Copy out every line of the records where the string "this" occurs.

Data excerpts:
□ □ □ □ □
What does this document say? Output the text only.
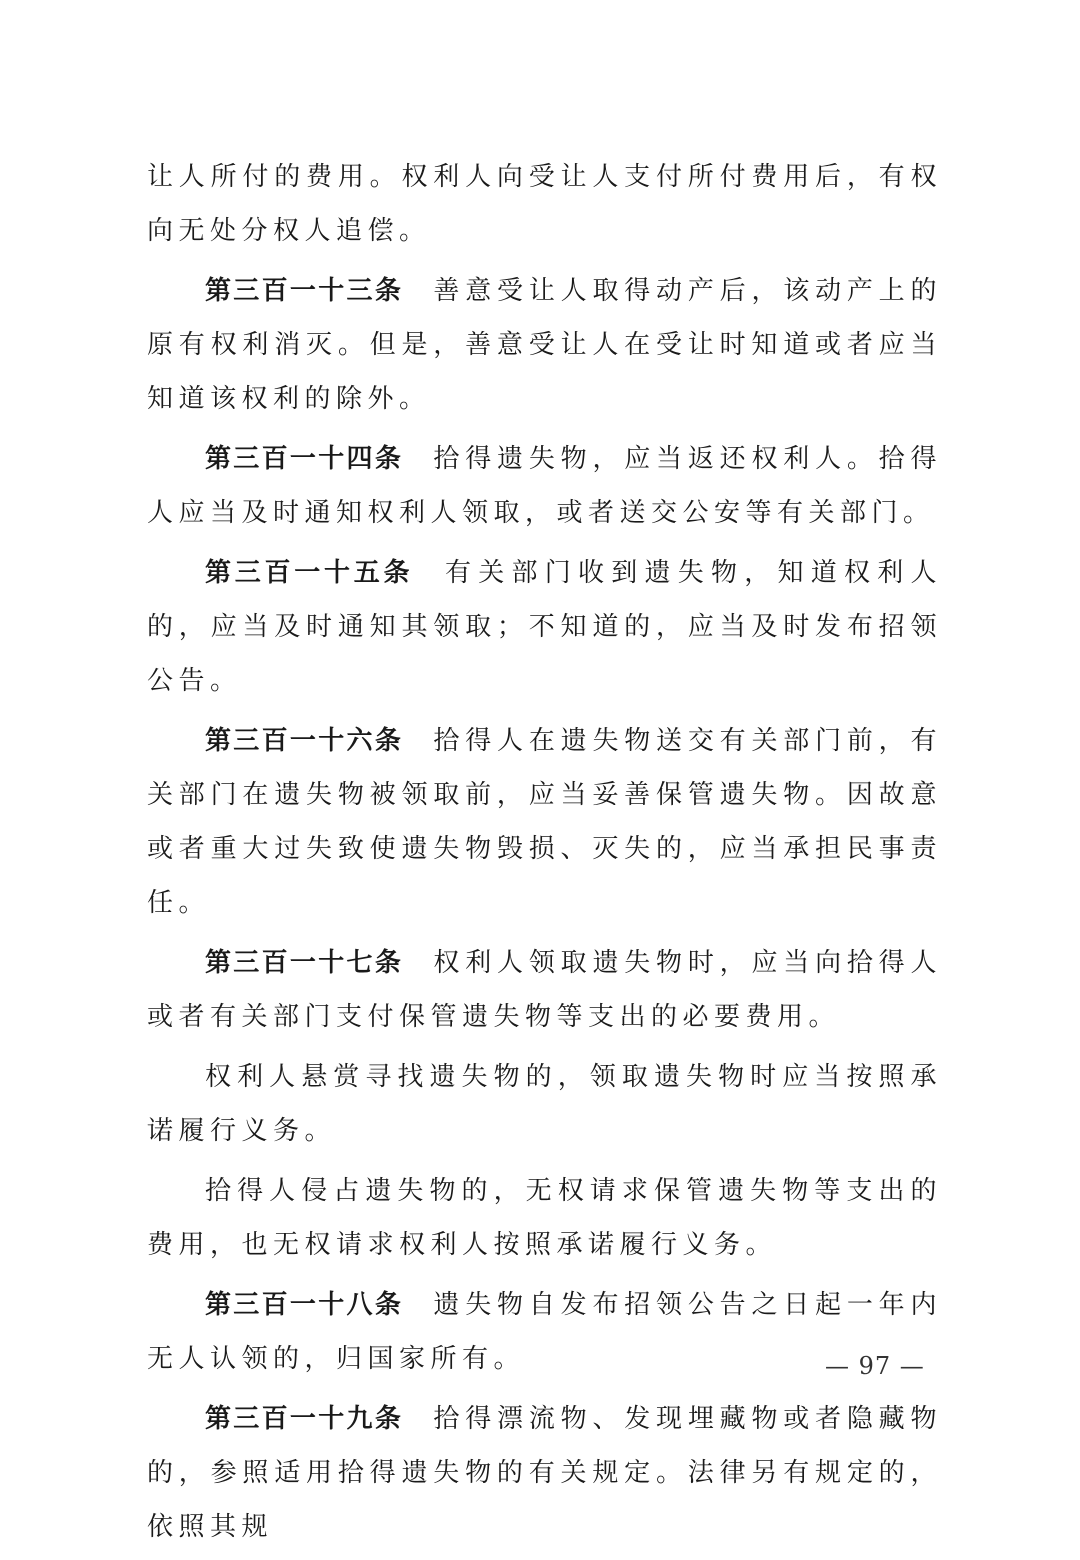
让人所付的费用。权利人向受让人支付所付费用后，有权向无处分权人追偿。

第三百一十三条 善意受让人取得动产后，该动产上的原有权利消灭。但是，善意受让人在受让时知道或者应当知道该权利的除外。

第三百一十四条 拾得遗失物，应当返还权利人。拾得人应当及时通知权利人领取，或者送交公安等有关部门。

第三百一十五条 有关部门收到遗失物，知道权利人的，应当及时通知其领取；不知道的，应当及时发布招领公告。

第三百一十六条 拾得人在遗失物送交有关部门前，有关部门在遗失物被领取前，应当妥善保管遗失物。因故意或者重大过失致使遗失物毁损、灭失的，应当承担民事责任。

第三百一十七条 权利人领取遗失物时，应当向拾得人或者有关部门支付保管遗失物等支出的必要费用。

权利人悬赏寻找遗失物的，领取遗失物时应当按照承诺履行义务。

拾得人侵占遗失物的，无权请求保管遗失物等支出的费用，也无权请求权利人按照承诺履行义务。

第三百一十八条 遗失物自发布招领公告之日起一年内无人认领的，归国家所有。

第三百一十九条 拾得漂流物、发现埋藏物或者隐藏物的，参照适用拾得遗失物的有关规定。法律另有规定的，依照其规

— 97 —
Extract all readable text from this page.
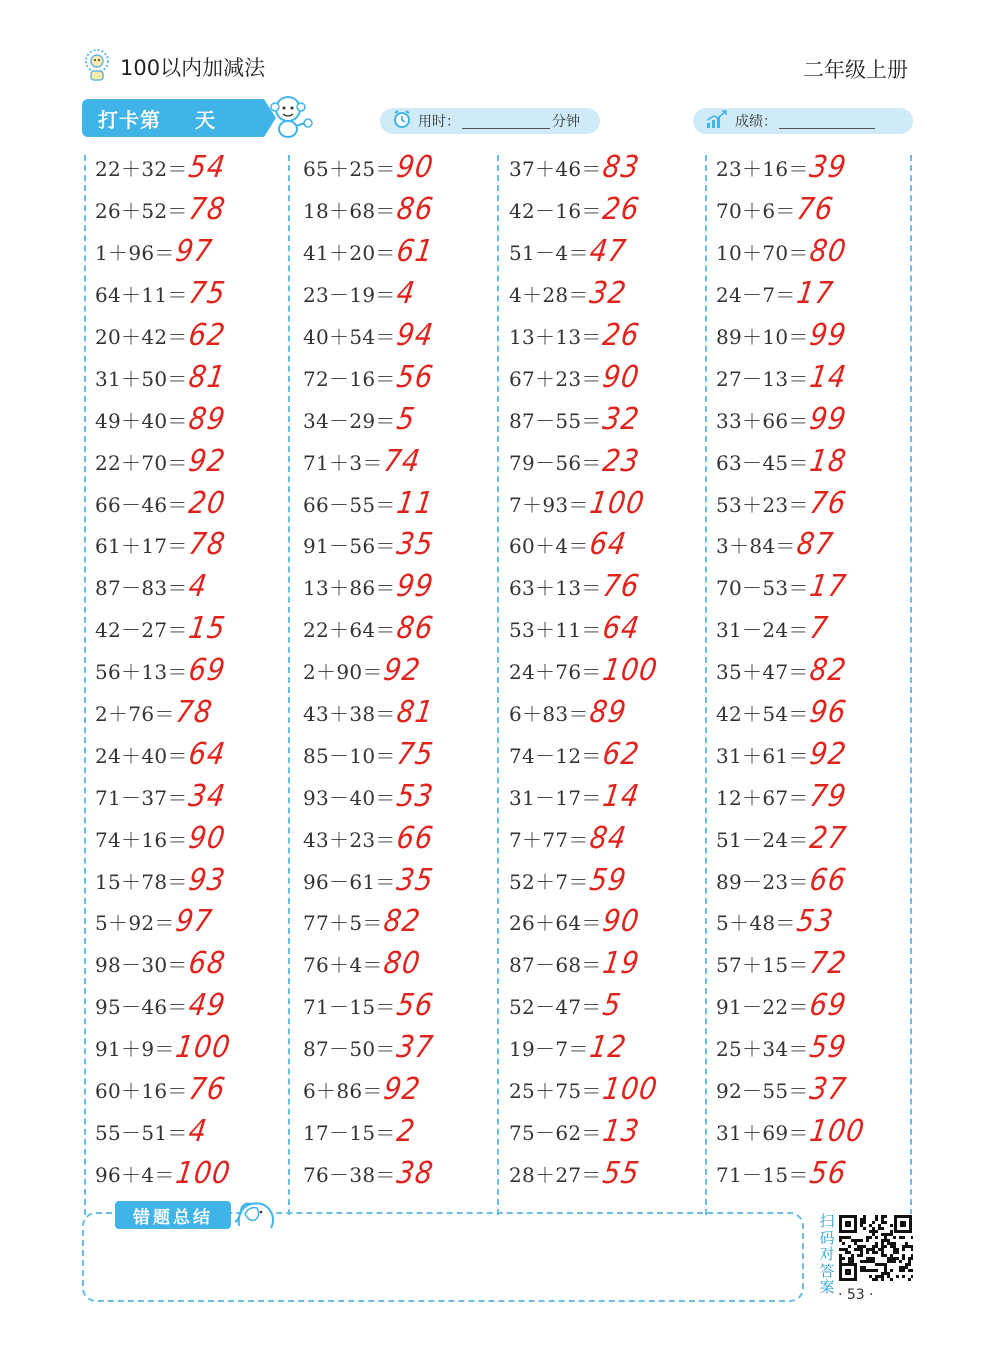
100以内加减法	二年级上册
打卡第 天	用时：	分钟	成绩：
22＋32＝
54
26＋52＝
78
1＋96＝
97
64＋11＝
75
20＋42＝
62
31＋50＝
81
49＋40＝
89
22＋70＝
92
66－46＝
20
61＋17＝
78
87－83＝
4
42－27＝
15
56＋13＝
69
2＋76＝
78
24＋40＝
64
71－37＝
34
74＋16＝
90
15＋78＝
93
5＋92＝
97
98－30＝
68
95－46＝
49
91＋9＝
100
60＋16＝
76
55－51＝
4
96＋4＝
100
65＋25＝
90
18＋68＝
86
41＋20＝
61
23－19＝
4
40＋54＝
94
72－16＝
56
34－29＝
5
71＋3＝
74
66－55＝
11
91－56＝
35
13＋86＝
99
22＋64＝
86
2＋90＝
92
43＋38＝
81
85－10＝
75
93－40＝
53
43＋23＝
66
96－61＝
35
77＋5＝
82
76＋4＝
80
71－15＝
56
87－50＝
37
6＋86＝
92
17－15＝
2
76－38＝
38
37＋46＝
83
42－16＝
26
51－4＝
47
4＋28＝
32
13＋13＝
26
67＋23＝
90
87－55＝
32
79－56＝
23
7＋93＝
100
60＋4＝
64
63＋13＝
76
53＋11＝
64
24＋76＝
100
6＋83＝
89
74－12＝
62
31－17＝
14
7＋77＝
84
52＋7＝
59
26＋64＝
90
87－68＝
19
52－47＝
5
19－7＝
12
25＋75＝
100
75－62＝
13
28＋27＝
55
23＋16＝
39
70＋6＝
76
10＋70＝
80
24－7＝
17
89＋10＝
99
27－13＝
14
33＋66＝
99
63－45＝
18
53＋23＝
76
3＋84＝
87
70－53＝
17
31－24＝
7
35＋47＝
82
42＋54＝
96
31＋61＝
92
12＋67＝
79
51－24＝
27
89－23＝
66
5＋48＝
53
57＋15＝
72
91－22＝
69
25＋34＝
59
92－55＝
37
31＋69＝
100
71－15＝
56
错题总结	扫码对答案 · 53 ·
□ □ □ □ □
Response:
What does this document say? Output the text only.
Extract all readable text from this page.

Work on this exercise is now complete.